───── Input

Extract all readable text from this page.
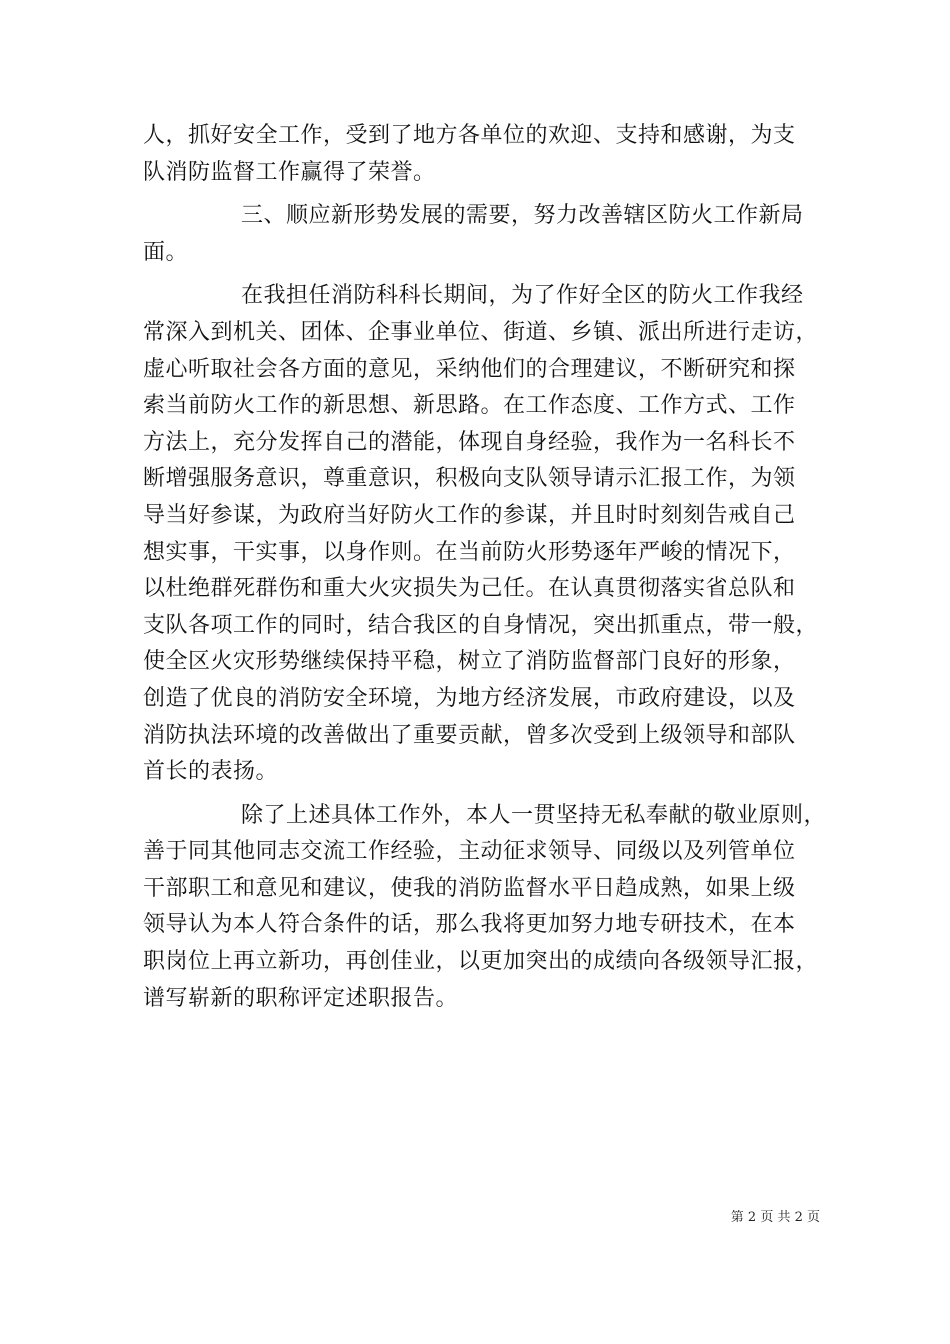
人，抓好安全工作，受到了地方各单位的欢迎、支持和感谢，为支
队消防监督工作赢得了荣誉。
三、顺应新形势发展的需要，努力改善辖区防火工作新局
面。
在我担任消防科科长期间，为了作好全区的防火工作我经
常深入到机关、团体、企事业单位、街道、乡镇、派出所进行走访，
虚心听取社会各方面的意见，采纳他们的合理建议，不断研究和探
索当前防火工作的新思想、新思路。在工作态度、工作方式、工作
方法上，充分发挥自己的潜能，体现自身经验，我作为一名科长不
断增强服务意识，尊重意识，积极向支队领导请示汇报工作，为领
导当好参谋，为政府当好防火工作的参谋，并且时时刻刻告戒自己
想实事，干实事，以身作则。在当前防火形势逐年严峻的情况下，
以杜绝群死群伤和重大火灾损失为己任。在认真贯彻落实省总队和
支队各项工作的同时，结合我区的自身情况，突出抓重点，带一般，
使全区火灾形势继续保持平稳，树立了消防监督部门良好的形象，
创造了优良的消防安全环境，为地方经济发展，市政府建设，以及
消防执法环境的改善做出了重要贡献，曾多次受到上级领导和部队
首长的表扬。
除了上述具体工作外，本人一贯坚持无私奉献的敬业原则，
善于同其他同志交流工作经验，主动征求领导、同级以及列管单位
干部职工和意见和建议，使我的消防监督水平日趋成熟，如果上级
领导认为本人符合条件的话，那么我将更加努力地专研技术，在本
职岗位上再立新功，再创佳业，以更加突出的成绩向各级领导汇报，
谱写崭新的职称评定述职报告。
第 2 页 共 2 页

──────────
───── Input

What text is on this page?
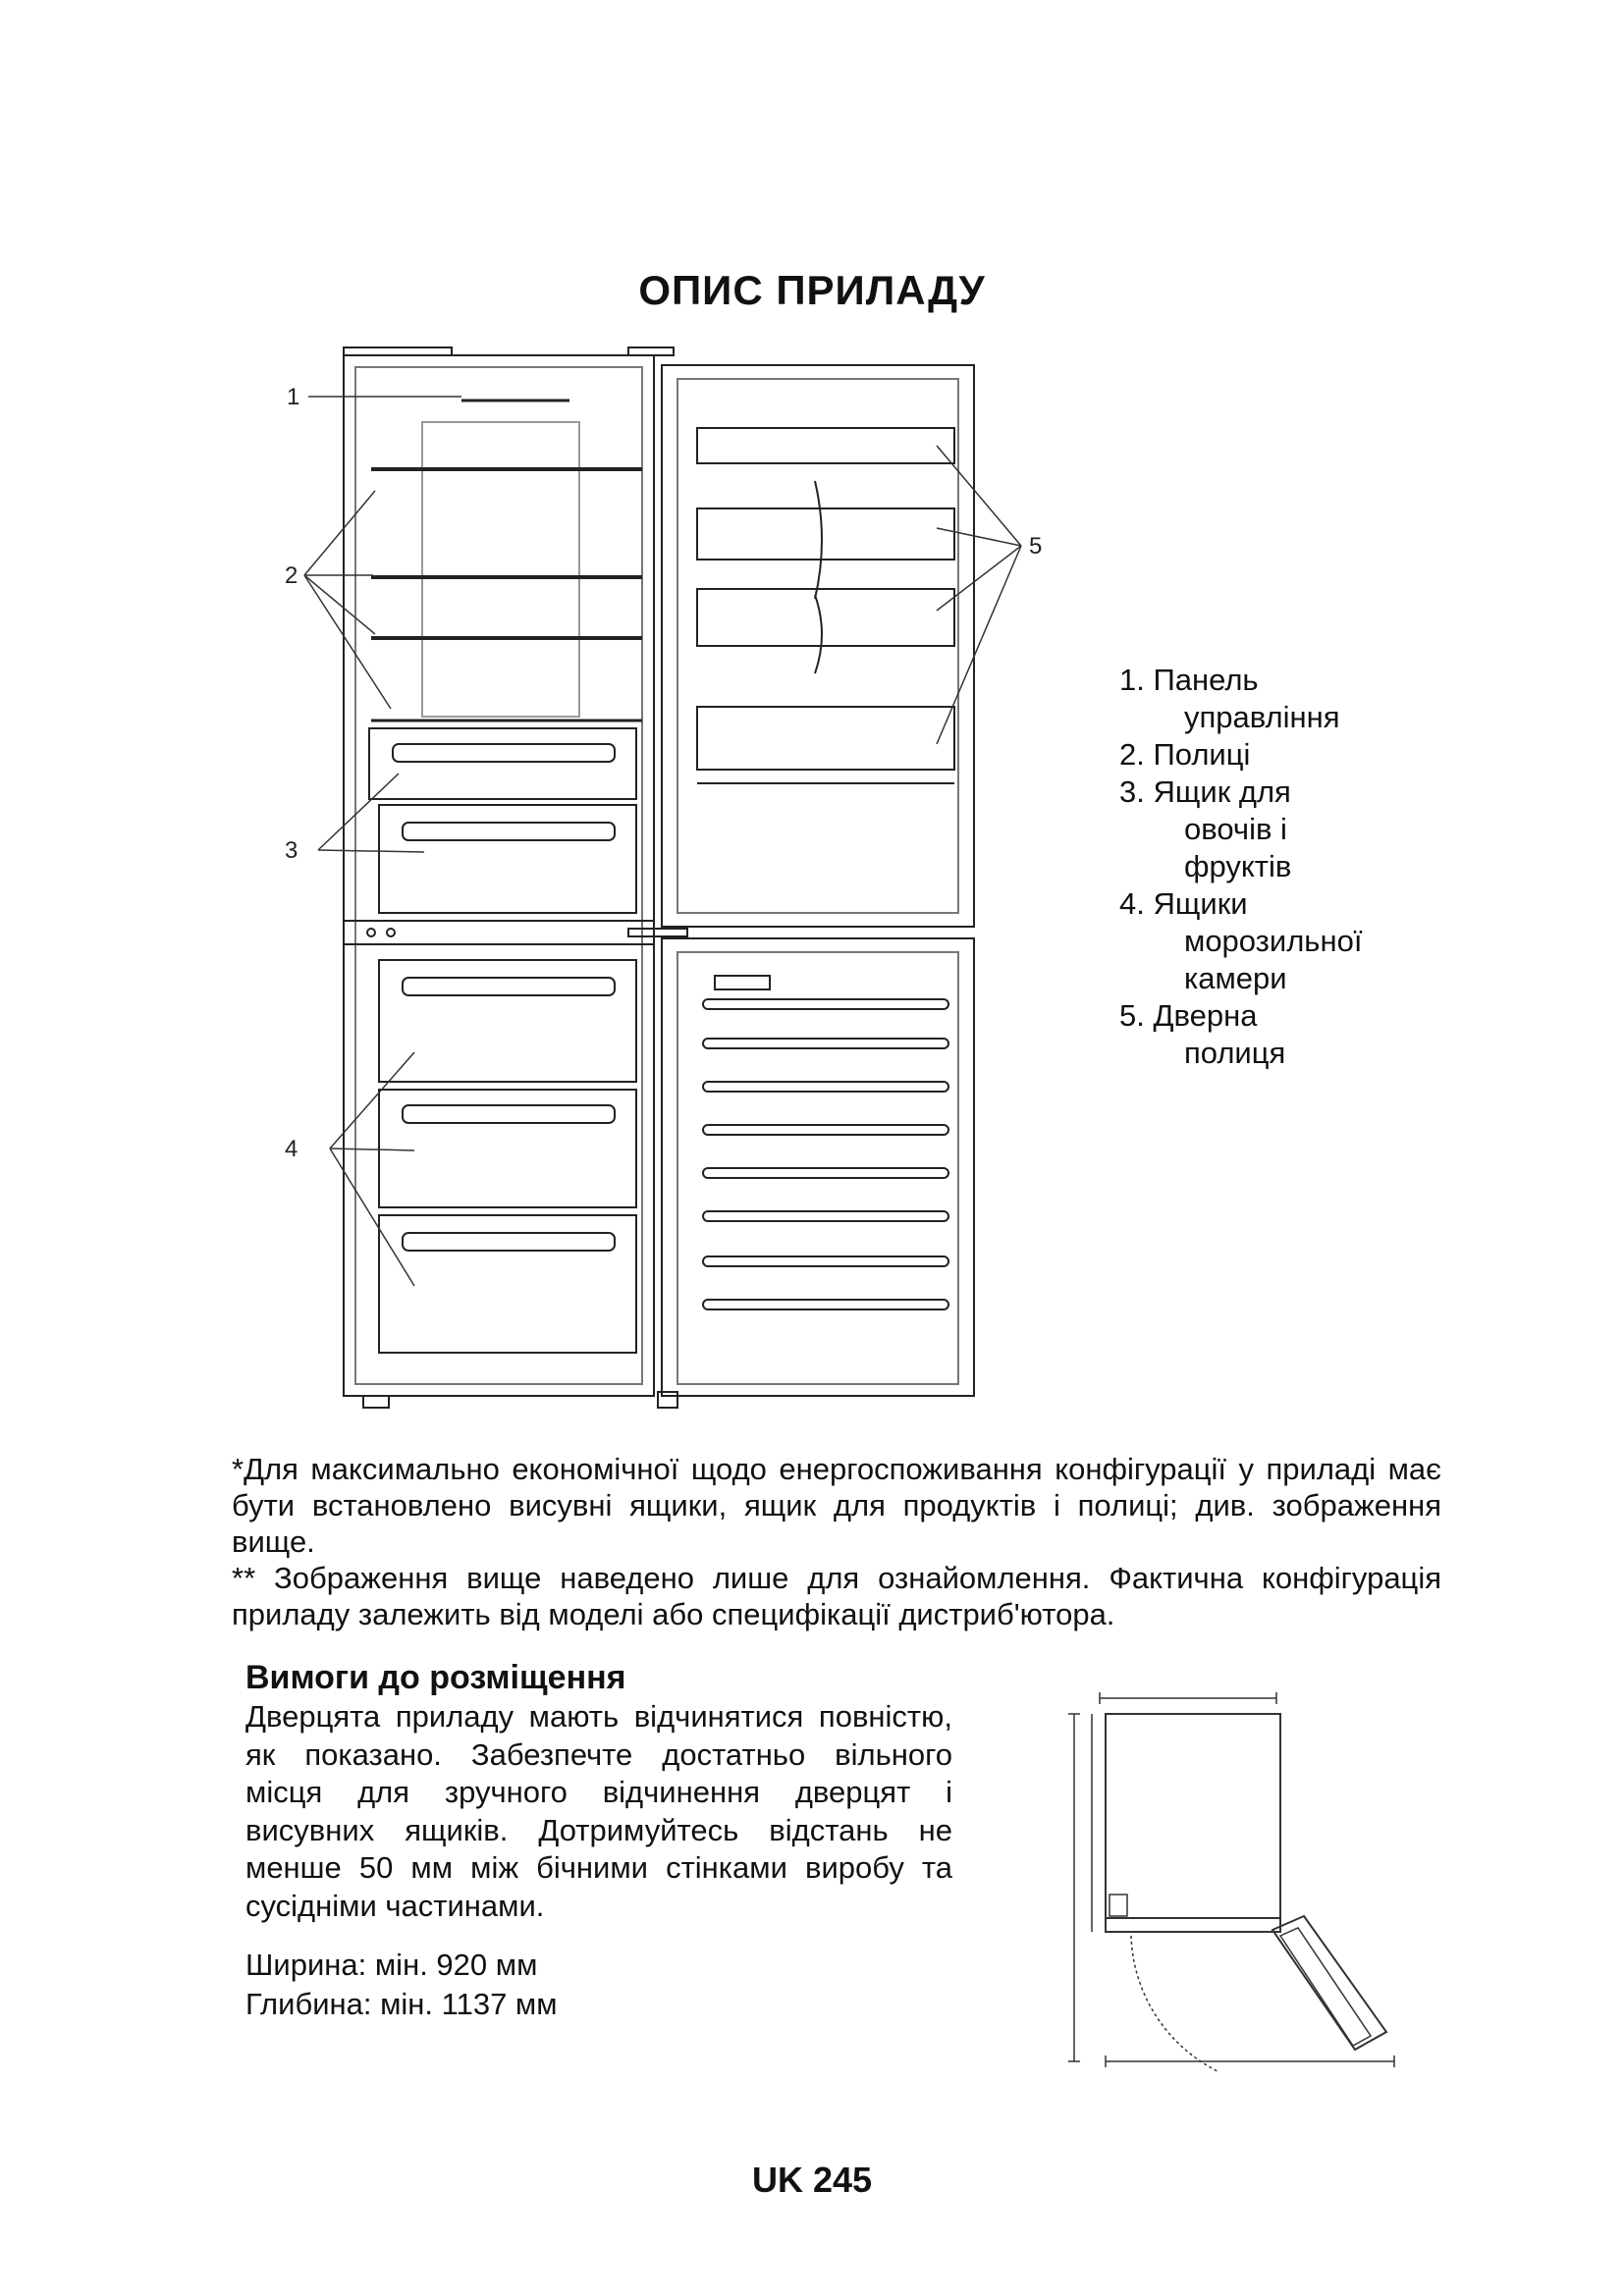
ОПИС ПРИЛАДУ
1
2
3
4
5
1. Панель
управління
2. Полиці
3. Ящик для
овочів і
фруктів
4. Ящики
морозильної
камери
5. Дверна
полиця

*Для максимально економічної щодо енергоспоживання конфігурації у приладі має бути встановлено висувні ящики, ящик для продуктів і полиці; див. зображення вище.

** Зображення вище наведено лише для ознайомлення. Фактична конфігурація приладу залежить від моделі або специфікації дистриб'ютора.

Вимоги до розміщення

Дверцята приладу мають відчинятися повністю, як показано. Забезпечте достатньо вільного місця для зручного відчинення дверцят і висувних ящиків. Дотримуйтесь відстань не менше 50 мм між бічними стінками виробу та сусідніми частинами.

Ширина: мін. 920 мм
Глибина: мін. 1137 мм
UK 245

──────────
───── Input

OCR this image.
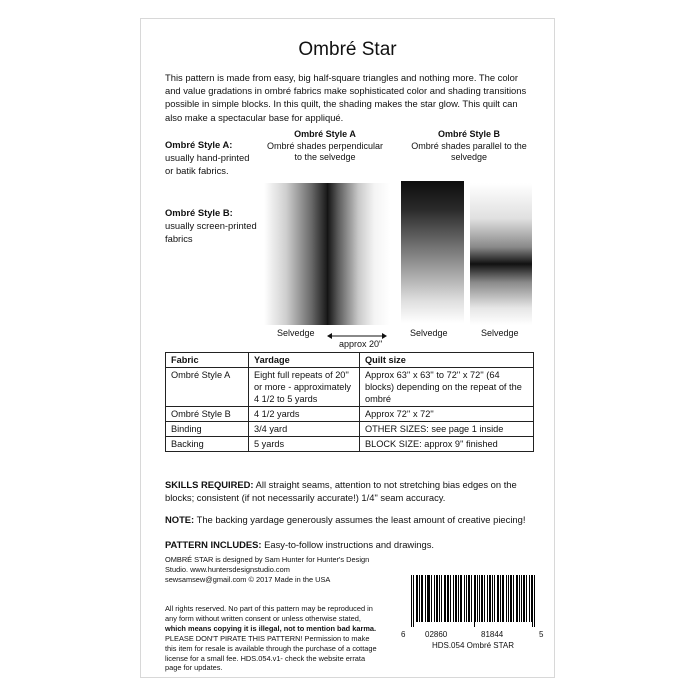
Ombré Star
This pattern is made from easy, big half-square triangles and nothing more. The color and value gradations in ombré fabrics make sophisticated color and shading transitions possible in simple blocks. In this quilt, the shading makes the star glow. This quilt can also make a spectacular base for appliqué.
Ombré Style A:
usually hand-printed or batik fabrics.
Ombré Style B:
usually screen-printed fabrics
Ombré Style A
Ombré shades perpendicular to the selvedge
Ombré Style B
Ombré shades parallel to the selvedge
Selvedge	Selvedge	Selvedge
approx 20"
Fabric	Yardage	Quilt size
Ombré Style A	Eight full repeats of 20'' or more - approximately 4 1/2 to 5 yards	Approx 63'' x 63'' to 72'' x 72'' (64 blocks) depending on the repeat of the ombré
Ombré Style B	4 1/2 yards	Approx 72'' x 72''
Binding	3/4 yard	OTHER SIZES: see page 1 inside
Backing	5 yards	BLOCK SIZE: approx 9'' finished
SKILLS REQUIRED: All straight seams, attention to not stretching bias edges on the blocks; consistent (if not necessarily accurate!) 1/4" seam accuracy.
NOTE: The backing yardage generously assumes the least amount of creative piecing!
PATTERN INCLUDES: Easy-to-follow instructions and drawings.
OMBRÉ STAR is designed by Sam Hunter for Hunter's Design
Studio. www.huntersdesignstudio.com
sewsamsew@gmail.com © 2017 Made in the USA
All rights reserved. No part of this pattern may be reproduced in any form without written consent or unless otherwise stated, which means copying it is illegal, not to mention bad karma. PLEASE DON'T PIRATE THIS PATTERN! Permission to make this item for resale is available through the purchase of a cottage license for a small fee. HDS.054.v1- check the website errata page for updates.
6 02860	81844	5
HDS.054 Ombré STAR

──────────

▶ **Task**: Go through the listing above and work out how many lines contain the string "yards". Reply with the number alone.

▶ **Answer below**: 3